▸ Exercise aim: Pick out every line with the word "this" and copy it.

▸ Data entries for graphics:
....................
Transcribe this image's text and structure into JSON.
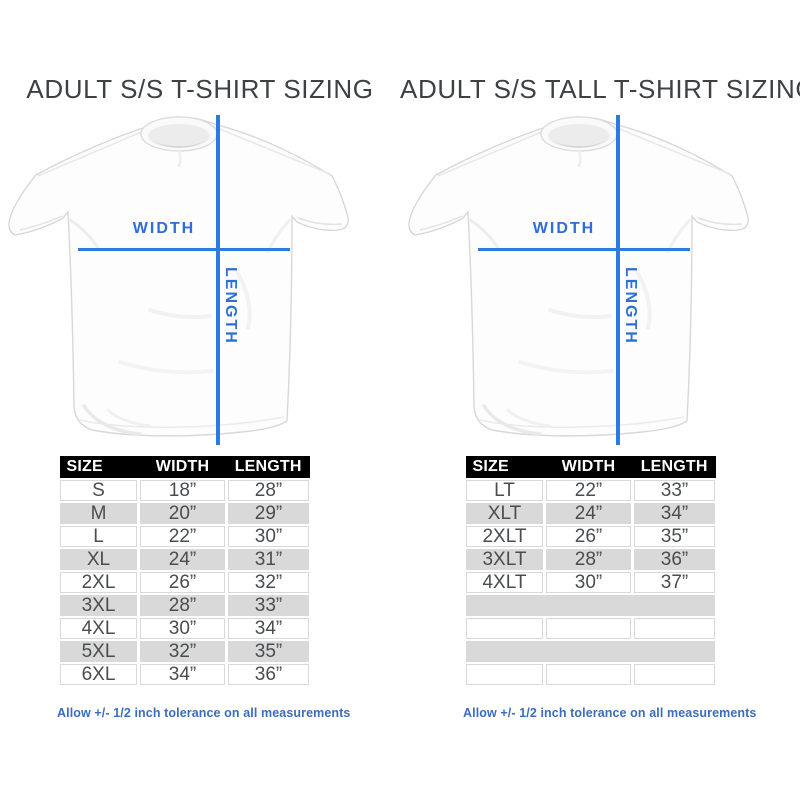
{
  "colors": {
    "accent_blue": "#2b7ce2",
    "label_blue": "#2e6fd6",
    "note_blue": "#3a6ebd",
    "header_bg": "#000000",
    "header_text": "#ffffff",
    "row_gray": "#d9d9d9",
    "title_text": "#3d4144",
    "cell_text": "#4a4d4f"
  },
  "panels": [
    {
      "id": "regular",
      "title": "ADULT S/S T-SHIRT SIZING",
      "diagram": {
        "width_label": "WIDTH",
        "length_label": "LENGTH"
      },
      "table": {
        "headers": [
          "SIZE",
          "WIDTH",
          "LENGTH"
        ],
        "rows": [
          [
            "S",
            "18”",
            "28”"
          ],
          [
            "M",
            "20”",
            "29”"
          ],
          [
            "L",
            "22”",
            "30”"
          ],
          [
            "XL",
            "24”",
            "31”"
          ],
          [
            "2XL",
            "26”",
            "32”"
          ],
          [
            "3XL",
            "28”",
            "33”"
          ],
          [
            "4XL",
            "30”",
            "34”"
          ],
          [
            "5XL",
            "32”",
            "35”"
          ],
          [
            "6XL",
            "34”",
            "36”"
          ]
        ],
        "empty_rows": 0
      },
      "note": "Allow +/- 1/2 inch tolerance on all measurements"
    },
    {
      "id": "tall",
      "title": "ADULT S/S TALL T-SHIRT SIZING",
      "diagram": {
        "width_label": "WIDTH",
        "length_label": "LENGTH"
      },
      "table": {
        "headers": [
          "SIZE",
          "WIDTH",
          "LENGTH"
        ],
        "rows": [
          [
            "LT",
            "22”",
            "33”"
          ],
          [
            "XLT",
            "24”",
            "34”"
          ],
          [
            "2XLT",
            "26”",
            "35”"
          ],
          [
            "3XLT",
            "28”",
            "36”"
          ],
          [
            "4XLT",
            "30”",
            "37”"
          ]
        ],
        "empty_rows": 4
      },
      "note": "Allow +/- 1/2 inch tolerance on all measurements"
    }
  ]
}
....................
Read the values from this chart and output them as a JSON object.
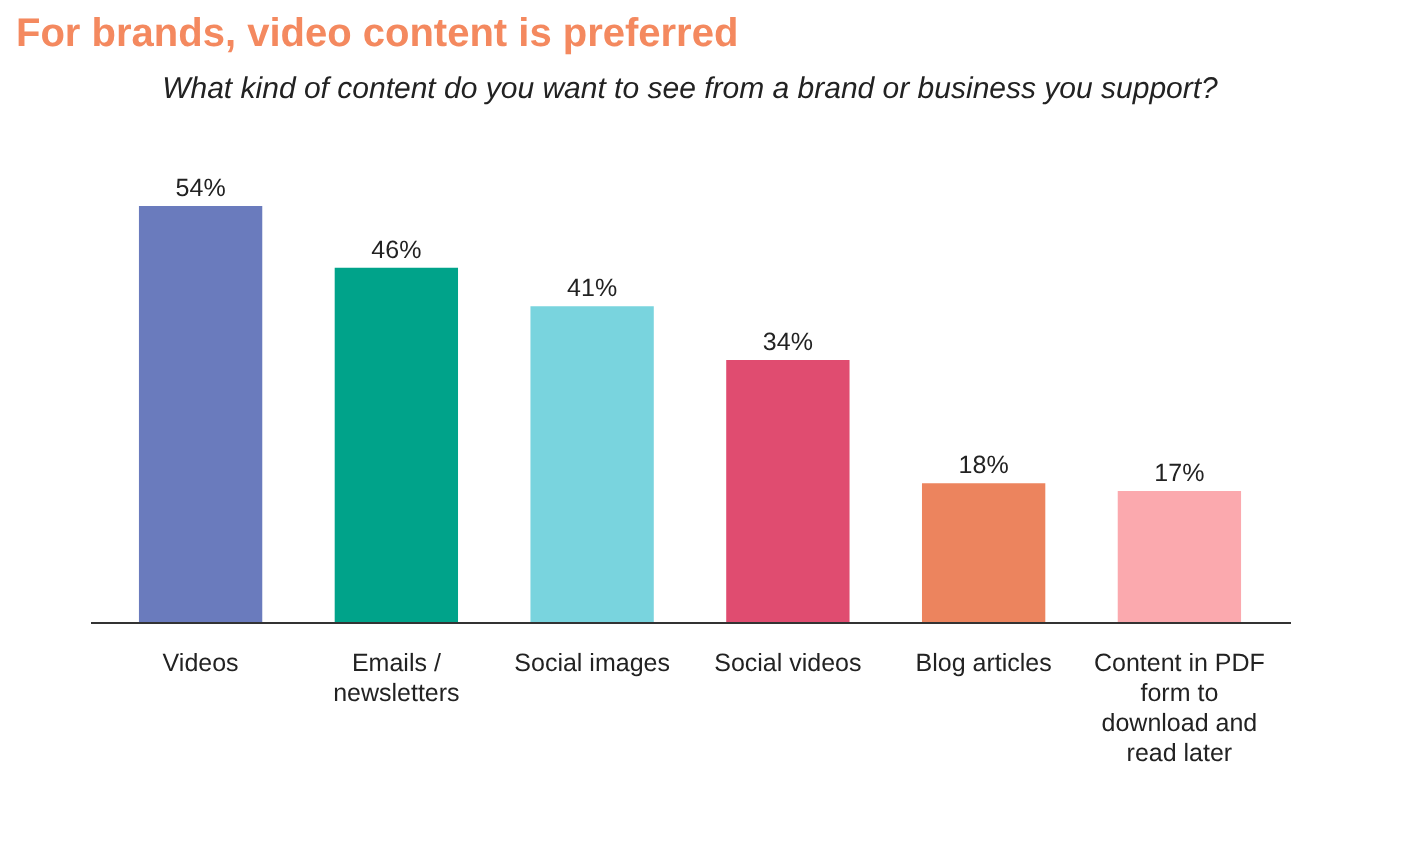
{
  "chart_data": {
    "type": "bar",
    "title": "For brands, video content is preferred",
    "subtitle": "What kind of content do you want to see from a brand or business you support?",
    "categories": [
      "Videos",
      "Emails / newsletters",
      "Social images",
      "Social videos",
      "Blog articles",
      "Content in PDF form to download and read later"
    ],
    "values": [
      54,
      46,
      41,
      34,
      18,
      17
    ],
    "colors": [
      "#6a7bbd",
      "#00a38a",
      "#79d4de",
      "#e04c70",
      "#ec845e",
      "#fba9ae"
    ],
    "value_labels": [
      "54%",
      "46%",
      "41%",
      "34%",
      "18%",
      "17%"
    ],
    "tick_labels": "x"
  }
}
....................
▸ Problem solution:
Transcribe this image's text and structure into JSON.
Read the values from this chart and output them as a JSON object.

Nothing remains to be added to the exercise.